REQUEST |
Your task is to copy the listing exactly, with the pictures left out.

··· DATA FOR THIS EXERCISE ···

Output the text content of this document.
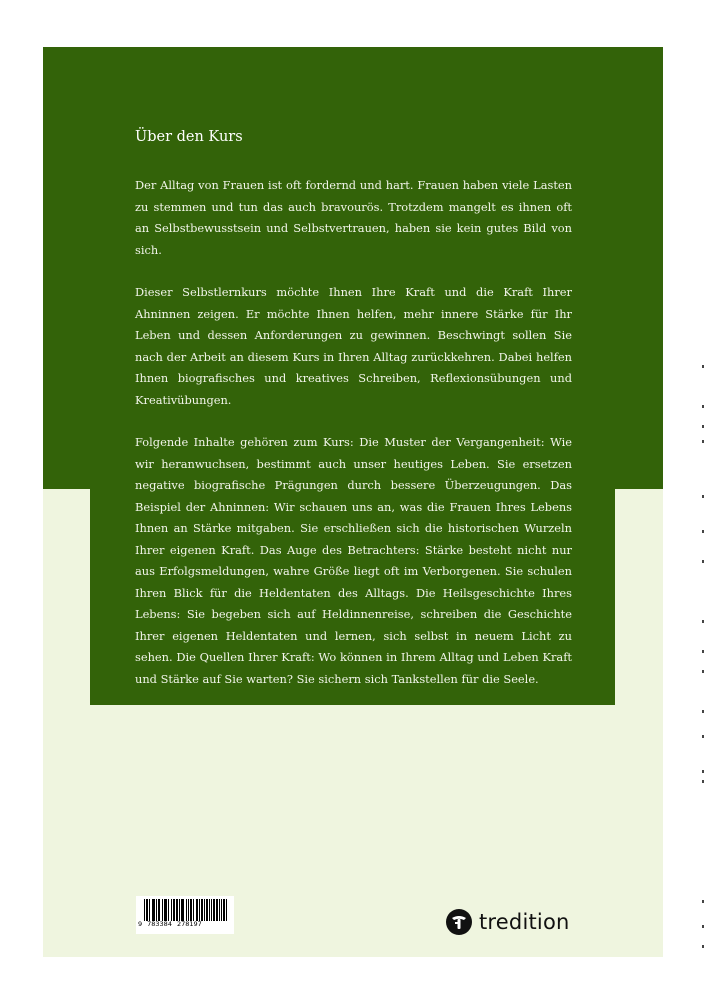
Über den Kurs

Der Alltag von Frauen ist oft fordernd und hart. Frauen haben viele Lasten zu stemmen und tun das auch bravourös. Trotzdem mangelt es ihnen oft an Selbstbewusstsein und Selbstvertrauen, haben sie kein gutes Bild von sich.

Dieser Selbstlernkurs möchte Ihnen Ihre Kraft und die Kraft Ihrer Ahninnen zeigen. Er möchte Ihnen helfen, mehr innere Stärke für Ihr Leben und dessen Anforderungen zu gewinnen. Beschwingt sollen Sie nach der Arbeit an diesem Kurs in Ihren Alltag zurückkehren. Dabei helfen Ihnen biografisches und kreatives Schreiben, Reflexionsübungen und Kreativübungen.

Folgende Inhalte gehören zum Kurs: Die Muster der Vergangenheit: Wie wir heranwuchsen, bestimmt auch unser heutiges Leben. Sie ersetzen negative biografische Prägungen durch bessere Überzeugungen. Das Beispiel der Ahninnen: Wir schauen uns an, was die Frauen Ihres Lebens Ihnen an Stärke mitgaben. Sie erschließen sich die historischen Wurzeln Ihrer eigenen Kraft. Das Auge des Betrachters: Stärke besteht nicht nur aus Erfolgsmeldungen, wahre Größe liegt oft im Verborgenen. Sie schulen Ihren Blick für die Heldentaten des Alltags. Die Heilsgeschichte Ihres Lebens: Sie begeben sich auf Heldinnenreise, schreiben die Geschichte Ihrer eigenen Heldentaten und lernen, sich selbst in neuem Licht zu sehen. Die Quellen Ihrer Kraft: Wo können in Ihrem Alltag und Leben Kraft und Stärke auf Sie warten? Sie sichern sich Tankstellen für die Seele.

9 783384 278197	tredition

···

SOLUTION FOR THIS EXERCISE |
Output the text content of this document.
Über den Kurs

Der Alltag von Frauen ist oft fordernd und hart. Frauen haben viele Lasten zu stemmen und tun das auch bravourös. Trotzdem mangelt es ihnen oft an Selbstbewusstsein und Selbstvertrauen, haben sie kein gutes Bild von sich.

Dieser Selbstlernkurs möchte Ihnen Ihre Kraft und die Kraft Ihrer Ahninnen zeigen. Er möchte Ihnen helfen, mehr innere Stärke für Ihr Leben und dessen Anforderungen zu gewinnen. Beschwingt sollen Sie nach der Arbeit an diesem Kurs in Ihren Alltag zurückkehren. Dabei helfen Ihnen biografisches und kreatives Schreiben, Reflexionsübungen und Kreativübungen.

Folgende Inhalte gehören zum Kurs: Die Muster der Vergangenheit: Wie wir heranwuchsen, bestimmt auch unser heutiges Leben. Sie ersetzen negative biografische Prägungen durch bessere Überzeugungen. Das Beispiel der Ahninnen: Wir schauen uns an, was die Frauen Ihres Lebens Ihnen an Stärke mitgaben. Sie erschließen sich die historischen Wurzeln Ihrer eigenen Kraft. Das Auge des Betrachters: Stärke besteht nicht nur aus Erfolgsmeldungen, wahre Größe liegt oft im Verborgenen. Sie schulen Ihren Blick für die Heldentaten des Alltags. Die Heilsgeschichte Ihres Lebens: Sie begeben sich auf Heldinnenreise, schreiben die Geschichte Ihrer eigenen Heldentaten und lernen, sich selbst in neuem Licht zu sehen. Die Quellen Ihrer Kraft: Wo können in Ihrem Alltag und Leben Kraft und Stärke auf Sie warten? Sie sichern sich Tankstellen für die Seele.

9 783384 278197	tredition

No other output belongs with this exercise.